- STATED EXERCISE -
Reproduce all the entries exactly.

(Records from a data source)
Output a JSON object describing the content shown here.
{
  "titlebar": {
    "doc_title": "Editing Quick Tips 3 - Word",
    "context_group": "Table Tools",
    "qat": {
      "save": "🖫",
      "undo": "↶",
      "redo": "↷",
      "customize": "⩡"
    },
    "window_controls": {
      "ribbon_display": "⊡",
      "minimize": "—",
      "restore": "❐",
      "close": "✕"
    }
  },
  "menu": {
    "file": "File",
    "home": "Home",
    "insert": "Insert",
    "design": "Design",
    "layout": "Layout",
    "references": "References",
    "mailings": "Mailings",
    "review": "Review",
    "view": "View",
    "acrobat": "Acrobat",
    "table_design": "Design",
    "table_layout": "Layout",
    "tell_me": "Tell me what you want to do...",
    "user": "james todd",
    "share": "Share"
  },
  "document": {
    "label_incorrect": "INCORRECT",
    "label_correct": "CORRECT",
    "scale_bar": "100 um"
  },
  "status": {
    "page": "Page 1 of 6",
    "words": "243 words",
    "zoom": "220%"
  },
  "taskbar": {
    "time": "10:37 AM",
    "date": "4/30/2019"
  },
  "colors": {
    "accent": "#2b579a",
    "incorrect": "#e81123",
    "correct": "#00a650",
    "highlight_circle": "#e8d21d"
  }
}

- RESULT FOR THIS TASK -
Output a JSON object describing the content shown here.
{
  "titlebar": {
    "doc_title": "Editing Quick Tips 3 - Word",
    "context_group": "Table Tools",
    "qat": {
      "save": "🖫",
      "undo": "↶",
      "redo": "↷",
      "customize": "⩡"
    },
    "window_controls": {
      "ribbon_display": "⊡",
      "minimize": "—",
      "restore": "❐",
      "close": "✕"
    }
  },
  "menu": {
    "file": "File",
    "home": "Home",
    "insert": "Insert",
    "design": "Design",
    "layout": "Layout",
    "references": "References",
    "mailings": "Mailings",
    "review": "Review",
    "view": "View",
    "acrobat": "Acrobat",
    "table_design": "Design",
    "table_layout": "Layout",
    "tell_me": "Tell me what you want to do...",
    "user": "james todd",
    "share": "Share"
  },
  "document": {
    "label_incorrect": "INCORRECT",
    "label_correct": "CORRECT",
    "scale_bar": "100 um"
  },
  "status": {
    "page": "Page 1 of 6",
    "words": "243 words",
    "zoom": "220%"
  },
  "taskbar": {
    "time": "10:37 AM",
    "date": "4/30/2019"
  },
  "colors": {
    "accent": "#2b579a",
    "incorrect": "#e81123",
    "correct": "#00a650",
    "highlight_circle": "#e8d21d"
  }
}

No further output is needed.